-- TO DO --
Transcribe all the entries word for word, omitting any pictures they contain.

───── SOURCE MATERIAL

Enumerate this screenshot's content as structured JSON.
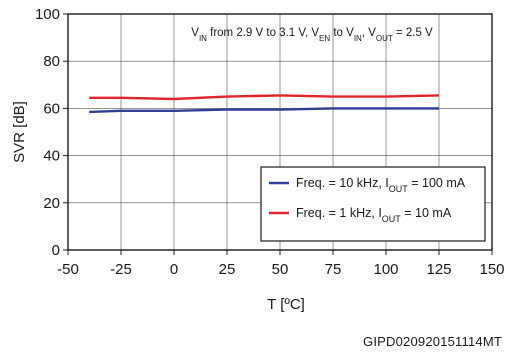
{
  "chart_data": {
    "type": "line",
    "title": "",
    "xlabel": "T [ºC]",
    "ylabel": "SVR [dB]",
    "xlim": [
      -50,
      150
    ],
    "ylim": [
      0,
      100
    ],
    "xticks": [
      -50,
      -25,
      0,
      25,
      50,
      75,
      100,
      125,
      150
    ],
    "yticks": [
      0,
      20,
      40,
      60,
      80,
      100
    ],
    "grid": true,
    "legend_position": "bottom-right",
    "annotation": {
      "parts": [
        "V",
        "IN",
        " from 2.9 V to 3.1 V, V",
        "EN",
        " to V",
        "IN",
        ", V",
        "OUT",
        " = 2.5 V"
      ]
    },
    "figure_code": "GIPD020920151114MT",
    "series": [
      {
        "legend_parts": [
          "Freq. = 10 kHz, I",
          "OUT",
          " = 100 mA"
        ],
        "color": "#2e3f97",
        "x": [
          -40,
          -25,
          0,
          25,
          50,
          75,
          100,
          125
        ],
        "y": [
          58.5,
          59,
          59,
          59.5,
          59.5,
          60,
          60,
          60
        ]
      },
      {
        "legend_parts": [
          "Freq. = 1 kHz, I",
          "OUT",
          " = 10 mA"
        ],
        "color": "#e0262b",
        "x": [
          -40,
          -25,
          0,
          25,
          50,
          75,
          100,
          125
        ],
        "y": [
          64.5,
          64.5,
          64,
          65,
          65.5,
          65,
          65,
          65.5
        ]
      }
    ]
  }
}
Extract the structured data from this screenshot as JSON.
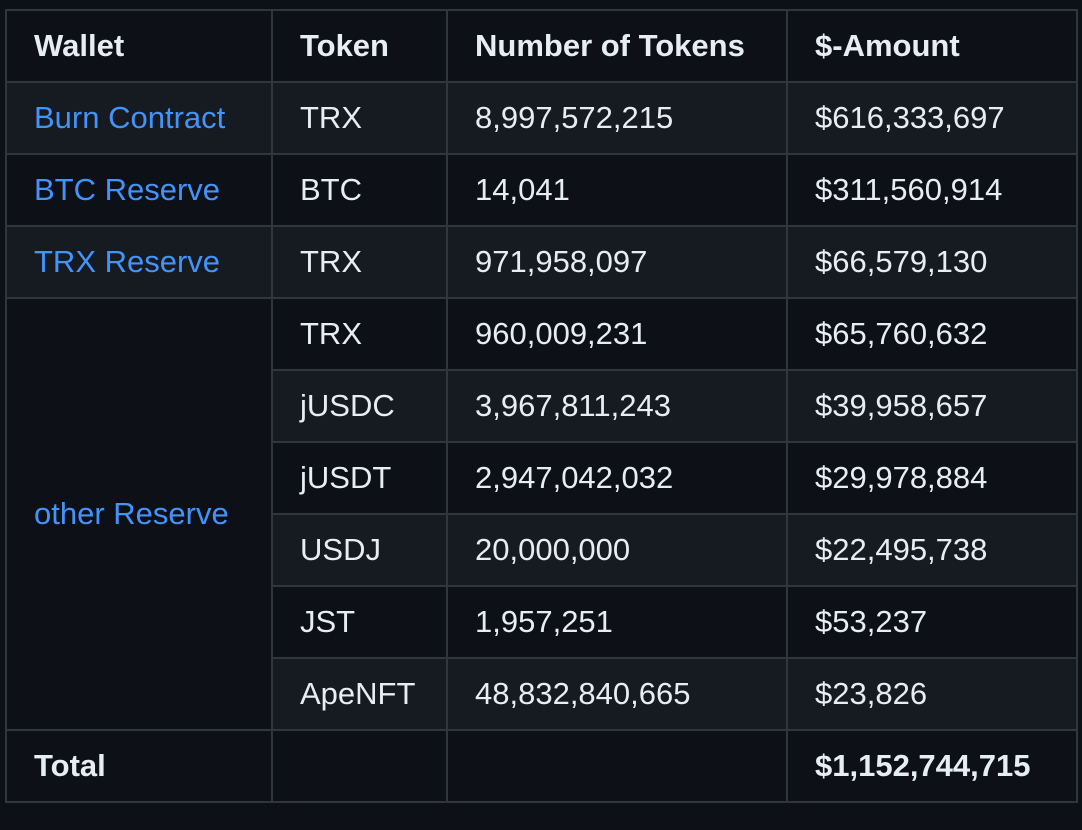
{
  "table": {
    "headers": [
      "Wallet",
      "Token",
      "Number of Tokens",
      "$-Amount"
    ],
    "rows": [
      {
        "wallet": "Burn Contract",
        "token": "TRX",
        "tokens": "8,997,572,215",
        "amount": "$616,333,697"
      },
      {
        "wallet": "BTC Reserve",
        "token": "BTC",
        "tokens": "14,041",
        "amount": "$311,560,914"
      },
      {
        "wallet": "TRX Reserve",
        "token": "TRX",
        "tokens": "971,958,097",
        "amount": "$66,579,130"
      }
    ],
    "other_group": {
      "wallet": "other Reserve",
      "rows": [
        {
          "token": "TRX",
          "tokens": "960,009,231",
          "amount": "$65,760,632"
        },
        {
          "token": "jUSDC",
          "tokens": "3,967,811,243",
          "amount": "$39,958,657"
        },
        {
          "token": "jUSDT",
          "tokens": "2,947,042,032",
          "amount": "$29,978,884"
        },
        {
          "token": "USDJ",
          "tokens": "20,000,000",
          "amount": "$22,495,738"
        },
        {
          "token": "JST",
          "tokens": "1,957,251",
          "amount": "$53,237"
        },
        {
          "token": "ApeNFT",
          "tokens": "48,832,840,665",
          "amount": "$23,826"
        }
      ]
    },
    "total": {
      "label": "Total",
      "token": "",
      "tokens": "",
      "amount": "$1,152,744,715"
    }
  },
  "colors": {
    "background": "#0d1117",
    "row_alt": "#161b22",
    "border": "#30363d",
    "text": "#e6edf3",
    "link": "#4493f8"
  }
}
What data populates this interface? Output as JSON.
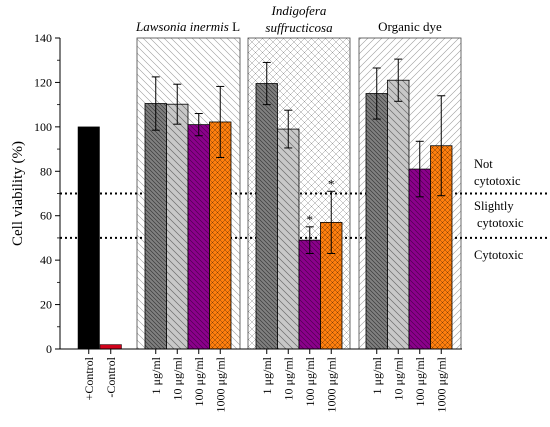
{
  "chart_data": {
    "type": "bar",
    "ylabel": "Cell viability (%)",
    "ylim": [
      0,
      140
    ],
    "yticks": [
      0,
      20,
      40,
      60,
      80,
      100,
      120,
      140
    ],
    "grid": false,
    "controls": [
      {
        "label": "+Control",
        "value": 100,
        "color": "#000000"
      },
      {
        "label": "-Control",
        "value": 2,
        "color": "#d0021b"
      }
    ],
    "groups": [
      {
        "name_italic": "Lawsonia inermis",
        "name_suffix": " L",
        "categories": [
          "1 μg/ml",
          "10 μg/ml",
          "100 μg/ml",
          "1000 μg/ml"
        ],
        "values": [
          110.5,
          110.2,
          101,
          102.2
        ],
        "errors": [
          12,
          9,
          5,
          16
        ],
        "significant": [
          false,
          false,
          false,
          false
        ]
      },
      {
        "name_italic_lines": [
          "Indigofera",
          "suffructicosa"
        ],
        "categories": [
          "1 μg/ml",
          "10 μg/ml",
          "100 μg/ml",
          "1000 μg/ml"
        ],
        "values": [
          119.5,
          99,
          49,
          57
        ],
        "errors": [
          9.5,
          8.5,
          6,
          14
        ],
        "significant": [
          false,
          false,
          true,
          true
        ]
      },
      {
        "name": "Organic dye",
        "categories": [
          "1 μg/ml",
          "10 μg/ml",
          "100 μg/ml",
          "1000 μg/ml"
        ],
        "values": [
          115,
          121,
          81,
          91.5
        ],
        "errors": [
          11.5,
          9.5,
          12.5,
          22.5
        ],
        "significant": [
          false,
          false,
          false,
          false
        ]
      }
    ],
    "bar_colors": [
      "#808080",
      "#c8c8c8",
      "#8b008b",
      "#ff7f0e"
    ],
    "thresholds": [
      70,
      50
    ],
    "zone_labels": [
      {
        "lines": [
          "Not",
          "cytotoxic"
        ]
      },
      {
        "lines": [
          "Slightly",
          "cytotoxic"
        ]
      },
      {
        "lines": [
          "Cytotoxic"
        ]
      }
    ],
    "significance_marker": "*"
  }
}
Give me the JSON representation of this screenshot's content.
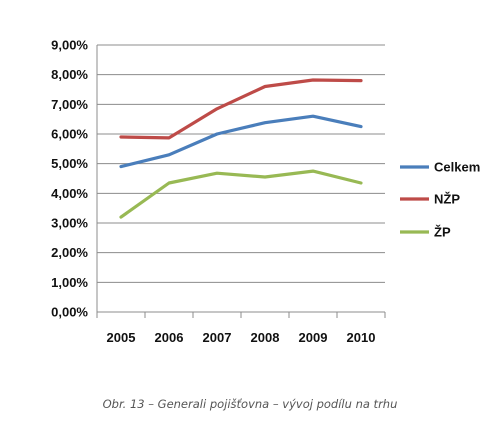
{
  "caption": "Obr. 13 – Generali pojišťovna – vývoj podílu na trhu",
  "chart_data": {
    "type": "line",
    "categories": [
      "2005",
      "2006",
      "2007",
      "2008",
      "2009",
      "2010"
    ],
    "ylim": [
      0,
      9
    ],
    "ytick_values": [
      0,
      1,
      2,
      3,
      4,
      5,
      6,
      7,
      8,
      9
    ],
    "ytick_labels": [
      "0,00%",
      "1,00%",
      "2,00%",
      "3,00%",
      "4,00%",
      "5,00%",
      "6,00%",
      "7,00%",
      "8,00%",
      "9,00%"
    ],
    "grid": "horizontal",
    "legend_position": "right",
    "series": [
      {
        "name": "Celkem",
        "color": "#4A7EBB",
        "values": [
          4.9,
          5.3,
          6.0,
          6.38,
          6.6,
          6.25
        ]
      },
      {
        "name": "NŽP",
        "color": "#BE4B48",
        "values": [
          5.9,
          5.87,
          6.85,
          7.6,
          7.82,
          7.8
        ]
      },
      {
        "name": "ŽP",
        "color": "#98B954",
        "values": [
          3.2,
          4.35,
          4.68,
          4.55,
          4.75,
          4.35
        ]
      }
    ]
  }
}
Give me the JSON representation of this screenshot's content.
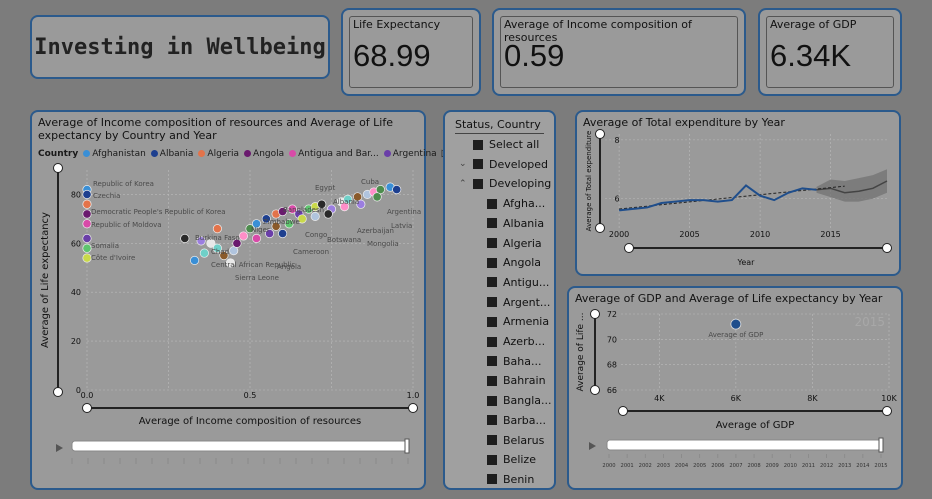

──────────

-- SOLUTION FOR THIS PROBLEM --
Enumerate this screenshot's content as structured JSON.
{
  "chart_data": {
    "type": "line",
    "title": "",
    "xlabel": "T [ºC]",
    "ylabel": "SVR [dB]",
    "xlim": [
      -50,
      150
    ],
    "ylim": [
      0,
      100
    ],
    "xticks": [
      -50,
      -25,
      0,
      25,
      50,
      75,
      100,
      125,
      150
    ],
    "yticks": [
      0,
      20,
      40,
      60,
      80,
      100
    ],
    "grid": true,
    "legend_position": "bottom-right",
    "annotation": {
      "parts": [
        "V",
        "IN",
        " from 2.9 V to 3.1 V, V",
        "EN",
        " to V",
        "IN",
        ", V",
        "OUT",
        " = 2.5 V"
      ]
    },
    "figure_code": "GIPD020920151114MT",
    "series": [
      {
        "legend_parts": [
          "Freq. = 10 kHz, I",
          "OUT",
          " = 100 mA"
        ],
        "color": "#2e3f97",
        "x": [
          -40,
          -25,
          0,
          25,
          50,
          75,
          100,
          125
        ],
        "y": [
          58.5,
          59,
          59,
          59.5,
          59.5,
          60,
          60,
          60
        ]
      },
      {
        "legend_parts": [
          "Freq. = 1 kHz, I",
          "OUT",
          " = 10 mA"
        ],
        "color": "#e0262b",
        "x": [
          -40,
          -25,
          0,
          25,
          50,
          75,
          100,
          125
        ],
        "y": [
          64.5,
          64.5,
          64,
          65,
          65.5,
          65,
          65,
          65.5
        ]
      }
    ]
  }
}
Extract the structured data from this screenshot as JSON.
{
  "table": {
    "headers": [
      "Wallet",
      "Token",
      "Number of Tokens",
      "$-Amount"
    ],
    "rows": [
      {
        "wallet": "Burn Contract",
        "token": "TRX",
        "tokens": "8,997,572,215",
        "amount": "$616,333,697"
      },
      {
        "wallet": "BTC Reserve",
        "token": "BTC",
        "tokens": "14,041",
        "amount": "$311,560,914"
      },
      {
        "wallet": "TRX Reserve",
        "token": "TRX",
        "tokens": "971,958,097",
        "amount": "$66,579,130"
      }
    ],
    "other_group": {
      "wallet": "other Reserve",
      "rows": [
        {
          "token": "TRX",
          "tokens": "960,009,231",
          "amount": "$65,760,632"
        },
        {
          "token": "jUSDC",
          "tokens": "3,967,811,243",
          "amount": "$39,958,657"
        },
        {
          "token": "jUSDT",
          "tokens": "2,947,042,032",
          "amount": "$29,978,884"
        },
        {
          "token": "USDJ",
          "tokens": "20,000,000",
          "amount": "$22,495,738"
        },
        {
          "token": "JST",
          "tokens": "1,957,251",
          "amount": "$53,237"
        },
        {
          "token": "ApeNFT",
          "tokens": "48,832,840,665",
          "amount": "$23,826"
        }
      ]
    },
    "total": {
      "label": "Total",
      "token": "",
      "tokens": "",
      "amount": "$1,152,744,715"
    }
  },
  "colors": {
    "background": "#0d1117",
    "row_alt": "#161b22",
    "border": "#30363d",
    "text": "#e6edf3",
    "link": "#4493f8"
  }
}
What data populates this interface? Output as JSON.
{
  "chart_data": {
    "type": "bar",
    "ylabel": "Cell viability (%)",
    "ylim": [
      0,
      140
    ],
    "yticks": [
      0,
      20,
      40,
      60,
      80,
      100,
      120,
      140
    ],
    "grid": false,
    "controls": [
      {
        "label": "+Control",
        "value": 100,
        "color": "#000000"
      },
      {
        "label": "-Control",
        "value": 2,
        "color": "#d0021b"
      }
    ],
    "groups": [
      {
        "name_italic": "Lawsonia inermis",
        "name_suffix": " L",
        "categories": [
          "1 μg/ml",
          "10 μg/ml",
          "100 μg/ml",
          "1000 μg/ml"
        ],
        "values": [
          110.5,
          110.2,
          101,
          102.2
        ],
        "errors": [
          12,
          9,
          5,
          16
        ],
        "significant": [
          false,
          false,
          false,
          false
        ]
      },
      {
        "name_italic_lines": [
          "Indigofera",
          "suffructicosa"
        ],
        "categories": [
          "1 μg/ml",
          "10 μg/ml",
          "100 μg/ml",
          "1000 μg/ml"
        ],
        "values": [
          119.5,
          99,
          49,
          57
        ],
        "errors": [
          9.5,
          8.5,
          6,
          14
        ],
        "significant": [
          false,
          false,
          true,
          true
        ]
      },
      {
        "name": "Organic dye",
        "categories": [
          "1 μg/ml",
          "10 μg/ml",
          "100 μg/ml",
          "1000 μg/ml"
        ],
        "values": [
          115,
          121,
          81,
          91.5
        ],
        "errors": [
          11.5,
          9.5,
          12.5,
          22.5
        ],
        "significant": [
          false,
          false,
          false,
          false
        ]
      }
    ],
    "bar_colors": [
      "#808080",
      "#c8c8c8",
      "#8b008b",
      "#ff7f0e"
    ],
    "thresholds": [
      70,
      50
    ],
    "zone_labels": [
      {
        "lines": [
          "Not",
          "cytotoxic"
        ]
      },
      {
        "lines": [
          "Slightly",
          "cytotoxic"
        ]
      },
      {
        "lines": [
          "Cytotoxic"
        ]
      }
    ],
    "significance_marker": "*"
  }
}
Give me the JSON representation of this screenshot's content.
{
  "caption": "Obr. 13 – Generali pojišťovna – vývoj podílu na trhu",
  "chart_data": {
    "type": "line",
    "categories": [
      "2005",
      "2006",
      "2007",
      "2008",
      "2009",
      "2010"
    ],
    "ylim": [
      0,
      9
    ],
    "ytick_values": [
      0,
      1,
      2,
      3,
      4,
      5,
      6,
      7,
      8,
      9
    ],
    "ytick_labels": [
      "0,00%",
      "1,00%",
      "2,00%",
      "3,00%",
      "4,00%",
      "5,00%",
      "6,00%",
      "7,00%",
      "8,00%",
      "9,00%"
    ],
    "grid": "horizontal",
    "legend_position": "right",
    "series": [
      {
        "name": "Celkem",
        "color": "#4A7EBB",
        "values": [
          4.9,
          5.3,
          6.0,
          6.38,
          6.6,
          6.25
        ]
      },
      {
        "name": "NŽP",
        "color": "#BE4B48",
        "values": [
          5.9,
          5.87,
          6.85,
          7.6,
          7.82,
          7.8
        ]
      },
      {
        "name": "ŽP",
        "color": "#98B954",
        "values": [
          3.2,
          4.35,
          4.68,
          4.55,
          4.75,
          4.35
        ]
      }
    ]
  }
}
Give me the JSON representation of this screenshot's content.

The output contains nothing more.